[Dataset excerpts]
------

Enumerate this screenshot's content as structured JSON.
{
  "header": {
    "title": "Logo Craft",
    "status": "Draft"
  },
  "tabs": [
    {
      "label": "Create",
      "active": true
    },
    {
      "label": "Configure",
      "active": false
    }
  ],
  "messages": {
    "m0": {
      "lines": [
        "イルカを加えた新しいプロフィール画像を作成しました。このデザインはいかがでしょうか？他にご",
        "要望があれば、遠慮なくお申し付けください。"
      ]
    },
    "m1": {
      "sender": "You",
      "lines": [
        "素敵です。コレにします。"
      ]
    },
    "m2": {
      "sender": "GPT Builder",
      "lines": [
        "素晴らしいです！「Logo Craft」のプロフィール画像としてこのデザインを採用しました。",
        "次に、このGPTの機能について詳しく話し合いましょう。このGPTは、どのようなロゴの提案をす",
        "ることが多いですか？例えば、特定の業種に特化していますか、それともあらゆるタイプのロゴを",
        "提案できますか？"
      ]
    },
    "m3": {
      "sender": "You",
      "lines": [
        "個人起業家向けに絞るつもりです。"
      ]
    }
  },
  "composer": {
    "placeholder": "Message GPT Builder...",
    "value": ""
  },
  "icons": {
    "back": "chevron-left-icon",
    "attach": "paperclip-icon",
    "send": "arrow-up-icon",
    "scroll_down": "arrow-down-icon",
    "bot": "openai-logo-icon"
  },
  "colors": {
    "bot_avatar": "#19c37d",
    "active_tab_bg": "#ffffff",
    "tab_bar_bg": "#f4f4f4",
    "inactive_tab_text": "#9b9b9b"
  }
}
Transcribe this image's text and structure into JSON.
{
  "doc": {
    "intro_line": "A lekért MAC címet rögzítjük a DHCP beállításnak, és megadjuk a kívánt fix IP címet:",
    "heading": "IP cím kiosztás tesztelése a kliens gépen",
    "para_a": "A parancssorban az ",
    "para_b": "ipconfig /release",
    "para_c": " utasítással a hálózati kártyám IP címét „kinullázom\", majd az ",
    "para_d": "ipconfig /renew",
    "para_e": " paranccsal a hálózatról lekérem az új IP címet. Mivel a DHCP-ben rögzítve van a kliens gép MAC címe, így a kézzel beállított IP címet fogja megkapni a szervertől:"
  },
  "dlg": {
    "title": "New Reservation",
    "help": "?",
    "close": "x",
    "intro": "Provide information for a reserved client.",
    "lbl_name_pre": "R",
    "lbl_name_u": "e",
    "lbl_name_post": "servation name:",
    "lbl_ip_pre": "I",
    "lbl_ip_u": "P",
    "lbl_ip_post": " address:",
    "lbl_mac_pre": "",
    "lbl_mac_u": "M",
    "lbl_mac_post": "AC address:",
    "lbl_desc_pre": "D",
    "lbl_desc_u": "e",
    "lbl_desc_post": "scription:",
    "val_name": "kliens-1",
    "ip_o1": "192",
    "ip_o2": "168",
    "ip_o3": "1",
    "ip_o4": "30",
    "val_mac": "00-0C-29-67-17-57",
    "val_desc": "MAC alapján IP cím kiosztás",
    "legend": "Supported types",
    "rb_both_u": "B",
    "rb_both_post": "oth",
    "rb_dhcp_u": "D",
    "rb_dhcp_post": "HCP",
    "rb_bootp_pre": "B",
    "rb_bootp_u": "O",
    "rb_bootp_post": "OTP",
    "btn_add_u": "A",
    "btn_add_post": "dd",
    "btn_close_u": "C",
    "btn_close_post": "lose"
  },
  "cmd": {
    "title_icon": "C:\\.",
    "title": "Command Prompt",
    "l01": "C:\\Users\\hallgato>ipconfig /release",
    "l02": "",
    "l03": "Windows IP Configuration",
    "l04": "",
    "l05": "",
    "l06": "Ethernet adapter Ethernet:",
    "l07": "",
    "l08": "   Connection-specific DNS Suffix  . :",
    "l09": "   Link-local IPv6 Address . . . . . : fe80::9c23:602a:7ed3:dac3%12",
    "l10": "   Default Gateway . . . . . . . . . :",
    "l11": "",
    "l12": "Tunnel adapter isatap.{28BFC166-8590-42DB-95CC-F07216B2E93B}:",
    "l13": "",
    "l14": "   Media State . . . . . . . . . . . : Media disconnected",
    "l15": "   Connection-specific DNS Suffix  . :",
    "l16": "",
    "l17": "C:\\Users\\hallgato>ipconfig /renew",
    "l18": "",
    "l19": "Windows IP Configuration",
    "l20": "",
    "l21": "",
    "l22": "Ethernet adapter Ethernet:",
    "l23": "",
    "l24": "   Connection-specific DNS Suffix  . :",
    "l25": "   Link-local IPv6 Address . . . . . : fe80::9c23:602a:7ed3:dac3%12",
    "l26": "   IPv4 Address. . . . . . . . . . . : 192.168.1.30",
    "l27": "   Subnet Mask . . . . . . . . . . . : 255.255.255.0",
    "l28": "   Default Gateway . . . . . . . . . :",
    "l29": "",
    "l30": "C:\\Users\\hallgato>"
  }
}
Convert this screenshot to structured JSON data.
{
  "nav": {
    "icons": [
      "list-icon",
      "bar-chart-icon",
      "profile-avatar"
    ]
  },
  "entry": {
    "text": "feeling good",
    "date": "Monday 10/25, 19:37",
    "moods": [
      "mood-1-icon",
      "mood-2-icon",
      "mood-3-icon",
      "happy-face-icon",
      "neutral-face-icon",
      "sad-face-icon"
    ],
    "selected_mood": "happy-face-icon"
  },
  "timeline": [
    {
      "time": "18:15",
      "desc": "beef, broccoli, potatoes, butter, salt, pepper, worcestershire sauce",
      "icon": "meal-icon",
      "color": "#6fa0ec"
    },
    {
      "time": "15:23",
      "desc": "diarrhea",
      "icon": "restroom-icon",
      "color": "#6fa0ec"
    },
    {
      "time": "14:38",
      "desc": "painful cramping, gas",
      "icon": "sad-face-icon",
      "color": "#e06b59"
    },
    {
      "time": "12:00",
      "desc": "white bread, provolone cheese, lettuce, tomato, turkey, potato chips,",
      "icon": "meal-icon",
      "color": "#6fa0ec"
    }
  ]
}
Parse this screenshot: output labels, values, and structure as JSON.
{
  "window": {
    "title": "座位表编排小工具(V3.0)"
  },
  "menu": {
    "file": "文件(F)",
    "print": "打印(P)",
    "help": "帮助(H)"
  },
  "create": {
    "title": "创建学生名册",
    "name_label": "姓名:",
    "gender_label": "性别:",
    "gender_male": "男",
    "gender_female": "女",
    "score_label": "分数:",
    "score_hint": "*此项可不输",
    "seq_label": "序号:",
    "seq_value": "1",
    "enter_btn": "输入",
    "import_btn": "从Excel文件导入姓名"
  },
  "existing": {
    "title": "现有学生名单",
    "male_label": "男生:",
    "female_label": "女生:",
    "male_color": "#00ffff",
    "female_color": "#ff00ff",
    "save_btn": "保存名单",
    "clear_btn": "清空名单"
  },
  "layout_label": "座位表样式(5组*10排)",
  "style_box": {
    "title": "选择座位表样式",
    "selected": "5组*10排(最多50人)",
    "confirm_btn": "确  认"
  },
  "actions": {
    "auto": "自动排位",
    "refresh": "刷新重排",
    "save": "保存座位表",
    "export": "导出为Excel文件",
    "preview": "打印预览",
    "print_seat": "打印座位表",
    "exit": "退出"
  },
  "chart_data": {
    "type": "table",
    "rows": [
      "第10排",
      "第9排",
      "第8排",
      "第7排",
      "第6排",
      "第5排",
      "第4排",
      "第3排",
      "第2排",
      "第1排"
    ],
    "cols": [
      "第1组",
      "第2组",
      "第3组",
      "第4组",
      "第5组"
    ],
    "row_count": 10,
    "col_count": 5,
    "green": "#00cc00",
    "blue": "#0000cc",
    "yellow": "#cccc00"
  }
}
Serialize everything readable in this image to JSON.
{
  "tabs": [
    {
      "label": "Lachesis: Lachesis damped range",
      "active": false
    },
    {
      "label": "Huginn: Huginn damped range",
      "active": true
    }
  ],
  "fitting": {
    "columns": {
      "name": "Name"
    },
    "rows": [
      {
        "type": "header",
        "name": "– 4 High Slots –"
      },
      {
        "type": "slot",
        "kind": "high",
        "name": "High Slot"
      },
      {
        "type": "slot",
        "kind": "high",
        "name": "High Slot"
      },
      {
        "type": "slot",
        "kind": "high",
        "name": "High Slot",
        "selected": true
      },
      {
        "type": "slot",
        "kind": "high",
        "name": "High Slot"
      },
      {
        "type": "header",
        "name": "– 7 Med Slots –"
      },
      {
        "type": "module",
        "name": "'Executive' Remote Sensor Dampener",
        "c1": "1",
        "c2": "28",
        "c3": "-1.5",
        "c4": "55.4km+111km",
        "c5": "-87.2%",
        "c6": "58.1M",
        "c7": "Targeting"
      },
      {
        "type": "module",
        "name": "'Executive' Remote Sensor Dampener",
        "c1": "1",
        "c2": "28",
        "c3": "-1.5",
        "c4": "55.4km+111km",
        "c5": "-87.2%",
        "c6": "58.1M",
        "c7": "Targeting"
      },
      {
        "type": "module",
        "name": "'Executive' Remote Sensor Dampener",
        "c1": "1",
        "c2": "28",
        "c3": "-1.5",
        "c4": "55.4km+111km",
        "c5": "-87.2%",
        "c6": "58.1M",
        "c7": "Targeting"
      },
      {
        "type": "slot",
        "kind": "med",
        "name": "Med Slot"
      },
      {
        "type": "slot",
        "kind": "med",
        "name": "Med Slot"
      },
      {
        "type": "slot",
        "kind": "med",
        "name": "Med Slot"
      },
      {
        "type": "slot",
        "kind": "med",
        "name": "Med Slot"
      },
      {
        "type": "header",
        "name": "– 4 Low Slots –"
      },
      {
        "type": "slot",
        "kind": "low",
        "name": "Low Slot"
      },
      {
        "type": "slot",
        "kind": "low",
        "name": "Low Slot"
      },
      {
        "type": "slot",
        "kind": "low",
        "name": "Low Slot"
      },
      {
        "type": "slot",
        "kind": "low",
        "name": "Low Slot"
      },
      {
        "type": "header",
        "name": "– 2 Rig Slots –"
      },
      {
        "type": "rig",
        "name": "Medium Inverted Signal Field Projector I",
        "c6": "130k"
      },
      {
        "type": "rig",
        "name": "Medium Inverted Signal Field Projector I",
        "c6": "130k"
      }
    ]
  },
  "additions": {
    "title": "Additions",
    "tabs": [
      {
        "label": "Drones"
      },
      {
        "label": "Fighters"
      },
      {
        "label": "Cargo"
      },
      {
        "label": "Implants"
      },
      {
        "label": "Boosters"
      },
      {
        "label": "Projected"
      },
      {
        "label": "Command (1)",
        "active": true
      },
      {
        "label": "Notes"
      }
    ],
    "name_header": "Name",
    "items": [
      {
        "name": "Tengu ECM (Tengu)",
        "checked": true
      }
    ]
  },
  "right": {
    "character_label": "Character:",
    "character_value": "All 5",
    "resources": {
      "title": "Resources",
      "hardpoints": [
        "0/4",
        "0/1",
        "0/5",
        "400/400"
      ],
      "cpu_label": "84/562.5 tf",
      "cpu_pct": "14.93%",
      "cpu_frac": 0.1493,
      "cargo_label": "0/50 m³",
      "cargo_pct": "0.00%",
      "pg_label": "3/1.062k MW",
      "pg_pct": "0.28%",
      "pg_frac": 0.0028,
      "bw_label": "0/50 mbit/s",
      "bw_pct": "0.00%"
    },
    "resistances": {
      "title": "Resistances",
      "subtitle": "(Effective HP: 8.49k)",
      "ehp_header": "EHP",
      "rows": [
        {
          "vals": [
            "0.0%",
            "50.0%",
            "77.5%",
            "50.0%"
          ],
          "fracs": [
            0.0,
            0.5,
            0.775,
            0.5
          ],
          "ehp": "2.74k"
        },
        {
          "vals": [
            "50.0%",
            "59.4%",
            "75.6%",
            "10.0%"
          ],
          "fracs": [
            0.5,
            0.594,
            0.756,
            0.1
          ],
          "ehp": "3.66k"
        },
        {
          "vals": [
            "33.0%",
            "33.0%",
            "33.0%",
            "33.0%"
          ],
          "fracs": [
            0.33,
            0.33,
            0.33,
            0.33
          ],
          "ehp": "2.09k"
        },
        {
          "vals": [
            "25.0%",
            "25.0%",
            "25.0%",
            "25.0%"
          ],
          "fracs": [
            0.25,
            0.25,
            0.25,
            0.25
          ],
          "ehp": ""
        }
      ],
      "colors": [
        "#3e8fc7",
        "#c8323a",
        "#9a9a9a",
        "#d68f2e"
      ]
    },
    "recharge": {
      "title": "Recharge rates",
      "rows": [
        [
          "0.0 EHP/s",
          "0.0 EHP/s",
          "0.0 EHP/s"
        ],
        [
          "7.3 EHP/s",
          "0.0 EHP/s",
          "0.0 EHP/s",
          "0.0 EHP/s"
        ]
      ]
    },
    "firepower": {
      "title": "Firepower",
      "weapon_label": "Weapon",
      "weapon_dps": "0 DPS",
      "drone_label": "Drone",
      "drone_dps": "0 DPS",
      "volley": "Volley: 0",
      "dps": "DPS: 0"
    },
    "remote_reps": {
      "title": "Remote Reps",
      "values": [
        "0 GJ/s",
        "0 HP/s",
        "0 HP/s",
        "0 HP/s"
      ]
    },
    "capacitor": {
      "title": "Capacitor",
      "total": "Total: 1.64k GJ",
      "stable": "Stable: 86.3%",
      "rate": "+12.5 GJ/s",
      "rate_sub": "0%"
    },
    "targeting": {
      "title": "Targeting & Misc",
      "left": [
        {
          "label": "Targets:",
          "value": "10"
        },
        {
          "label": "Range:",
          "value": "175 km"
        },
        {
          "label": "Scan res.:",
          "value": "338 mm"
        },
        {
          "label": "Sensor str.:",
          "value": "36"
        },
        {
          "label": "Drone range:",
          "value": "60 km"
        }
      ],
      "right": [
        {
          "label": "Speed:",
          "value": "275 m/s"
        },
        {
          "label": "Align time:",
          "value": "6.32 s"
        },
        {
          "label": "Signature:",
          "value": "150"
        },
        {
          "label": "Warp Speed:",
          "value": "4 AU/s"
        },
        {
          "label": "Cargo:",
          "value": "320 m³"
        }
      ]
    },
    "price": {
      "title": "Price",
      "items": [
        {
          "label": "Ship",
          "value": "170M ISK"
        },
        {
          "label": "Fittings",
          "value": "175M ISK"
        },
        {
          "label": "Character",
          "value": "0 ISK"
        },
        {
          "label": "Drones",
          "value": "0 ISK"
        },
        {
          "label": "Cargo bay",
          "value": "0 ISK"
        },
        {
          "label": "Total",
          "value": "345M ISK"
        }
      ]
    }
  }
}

------

- STATED GOAL -
Report all lines of the data above that include the string "Gateway".

- COMPLETED EXERCISE -
    "l10": "   Default Gateway . . . . . . . . . :",
    "l28": "   Default Gateway . . . . . . . . . :",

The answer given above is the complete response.